### Required task
Scan the listing below. Report each line that includes "prostredníctvom".

>> Start Supplied entries

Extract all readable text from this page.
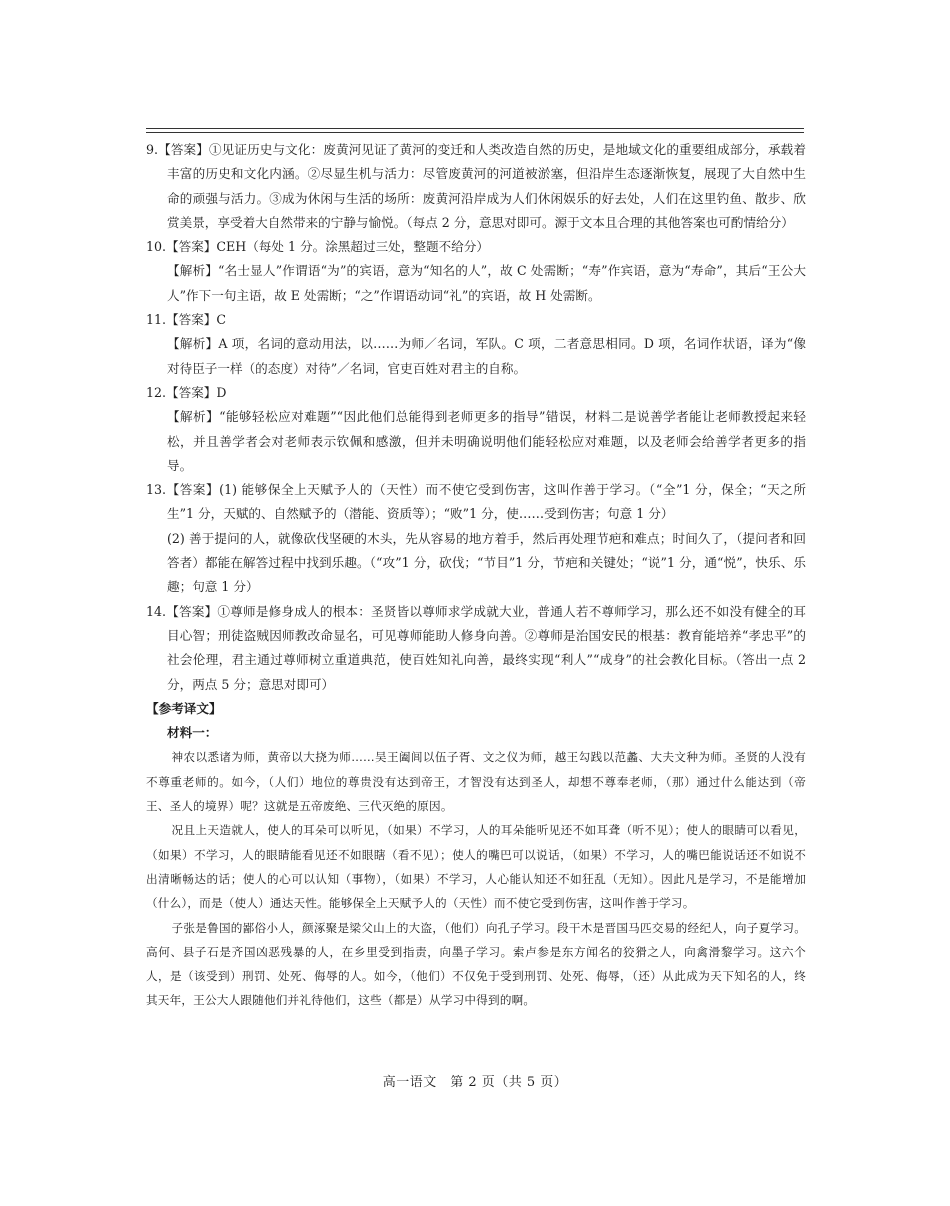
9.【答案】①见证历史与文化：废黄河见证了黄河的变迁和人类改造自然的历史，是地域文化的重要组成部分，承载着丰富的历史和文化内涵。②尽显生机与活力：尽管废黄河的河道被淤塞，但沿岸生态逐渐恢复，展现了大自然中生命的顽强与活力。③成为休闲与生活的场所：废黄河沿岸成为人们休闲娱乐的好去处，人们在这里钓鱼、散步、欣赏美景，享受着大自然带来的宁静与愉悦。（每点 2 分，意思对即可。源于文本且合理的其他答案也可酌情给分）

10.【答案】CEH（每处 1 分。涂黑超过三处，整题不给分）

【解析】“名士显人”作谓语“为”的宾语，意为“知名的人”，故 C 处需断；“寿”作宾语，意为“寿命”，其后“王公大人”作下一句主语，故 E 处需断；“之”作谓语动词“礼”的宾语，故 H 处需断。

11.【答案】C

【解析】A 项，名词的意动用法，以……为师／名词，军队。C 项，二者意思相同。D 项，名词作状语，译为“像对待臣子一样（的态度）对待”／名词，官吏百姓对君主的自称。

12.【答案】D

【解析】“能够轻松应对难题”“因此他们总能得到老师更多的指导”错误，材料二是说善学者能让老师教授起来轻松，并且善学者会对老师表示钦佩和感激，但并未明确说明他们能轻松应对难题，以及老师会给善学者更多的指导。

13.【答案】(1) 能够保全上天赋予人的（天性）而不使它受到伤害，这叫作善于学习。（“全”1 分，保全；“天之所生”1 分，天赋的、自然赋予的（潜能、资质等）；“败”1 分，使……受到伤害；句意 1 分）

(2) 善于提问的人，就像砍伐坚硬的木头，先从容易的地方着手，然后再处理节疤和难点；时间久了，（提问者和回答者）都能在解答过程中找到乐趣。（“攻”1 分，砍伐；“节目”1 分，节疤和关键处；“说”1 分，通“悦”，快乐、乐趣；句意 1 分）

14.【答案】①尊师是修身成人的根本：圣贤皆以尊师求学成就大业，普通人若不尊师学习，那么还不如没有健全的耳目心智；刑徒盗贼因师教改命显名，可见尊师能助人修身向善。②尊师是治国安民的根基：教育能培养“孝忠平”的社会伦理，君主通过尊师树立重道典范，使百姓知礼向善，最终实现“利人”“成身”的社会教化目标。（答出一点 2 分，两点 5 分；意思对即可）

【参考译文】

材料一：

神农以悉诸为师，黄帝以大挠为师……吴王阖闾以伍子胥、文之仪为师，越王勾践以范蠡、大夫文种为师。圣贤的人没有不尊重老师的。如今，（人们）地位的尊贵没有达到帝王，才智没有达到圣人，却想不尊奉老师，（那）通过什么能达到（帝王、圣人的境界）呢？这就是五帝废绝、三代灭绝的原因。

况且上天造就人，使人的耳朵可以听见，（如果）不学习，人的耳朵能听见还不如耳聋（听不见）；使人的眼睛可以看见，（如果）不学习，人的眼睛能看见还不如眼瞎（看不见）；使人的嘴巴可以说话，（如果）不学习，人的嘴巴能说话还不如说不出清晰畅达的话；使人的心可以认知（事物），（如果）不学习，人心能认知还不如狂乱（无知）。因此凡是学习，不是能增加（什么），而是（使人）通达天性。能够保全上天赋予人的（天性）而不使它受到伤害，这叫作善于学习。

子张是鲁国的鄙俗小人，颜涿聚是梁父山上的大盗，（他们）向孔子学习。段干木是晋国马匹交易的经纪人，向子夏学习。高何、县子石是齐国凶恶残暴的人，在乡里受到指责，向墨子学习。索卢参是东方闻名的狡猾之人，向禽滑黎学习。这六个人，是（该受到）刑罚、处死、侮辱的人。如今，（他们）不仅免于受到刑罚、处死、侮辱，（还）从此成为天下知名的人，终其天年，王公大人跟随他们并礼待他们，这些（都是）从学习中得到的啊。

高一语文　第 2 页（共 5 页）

>> End Supplied entries
>> Start Supplied entries

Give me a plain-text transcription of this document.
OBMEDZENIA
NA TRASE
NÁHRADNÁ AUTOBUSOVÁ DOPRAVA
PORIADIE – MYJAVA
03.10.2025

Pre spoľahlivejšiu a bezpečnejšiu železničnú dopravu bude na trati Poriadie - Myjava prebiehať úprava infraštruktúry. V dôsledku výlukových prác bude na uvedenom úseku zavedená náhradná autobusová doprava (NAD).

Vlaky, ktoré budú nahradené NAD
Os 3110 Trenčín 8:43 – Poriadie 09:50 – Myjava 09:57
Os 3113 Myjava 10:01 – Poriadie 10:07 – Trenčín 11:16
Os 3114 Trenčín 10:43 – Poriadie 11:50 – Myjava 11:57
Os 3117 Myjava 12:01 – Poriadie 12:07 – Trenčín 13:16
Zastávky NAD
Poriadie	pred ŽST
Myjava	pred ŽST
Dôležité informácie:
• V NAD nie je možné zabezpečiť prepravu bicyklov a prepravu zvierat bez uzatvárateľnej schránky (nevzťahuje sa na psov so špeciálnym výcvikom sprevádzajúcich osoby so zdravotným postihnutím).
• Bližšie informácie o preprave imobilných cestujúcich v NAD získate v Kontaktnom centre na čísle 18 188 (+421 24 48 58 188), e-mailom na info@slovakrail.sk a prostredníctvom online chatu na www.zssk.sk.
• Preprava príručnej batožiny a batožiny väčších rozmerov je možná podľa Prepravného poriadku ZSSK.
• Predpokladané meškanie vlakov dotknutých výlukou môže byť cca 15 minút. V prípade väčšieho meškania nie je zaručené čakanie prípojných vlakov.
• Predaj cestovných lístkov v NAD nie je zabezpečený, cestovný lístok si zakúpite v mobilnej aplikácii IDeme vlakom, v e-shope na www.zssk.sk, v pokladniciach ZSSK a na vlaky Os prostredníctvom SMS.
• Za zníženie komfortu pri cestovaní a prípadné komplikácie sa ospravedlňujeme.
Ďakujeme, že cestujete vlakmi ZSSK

>> End Supplied entries

### Exercise response
• Bližšie informácie o preprave imobilných cestujúcich v NAD získate v Kontaktnom centre na čísle 18 188 (+421 24 48 58 188), e-mailom na info@slovakrail.sk a prostredníctvom online chatu na www.zssk.sk.
• Predaj cestovných lístkov v NAD nie je zabezpečený, cestovný lístok si zakúpite v mobilnej aplikácii IDeme vlakom, v e-shope na www.zssk.sk, v pokladniciach ZSSK a na vlaky Os prostredníctvom SMS.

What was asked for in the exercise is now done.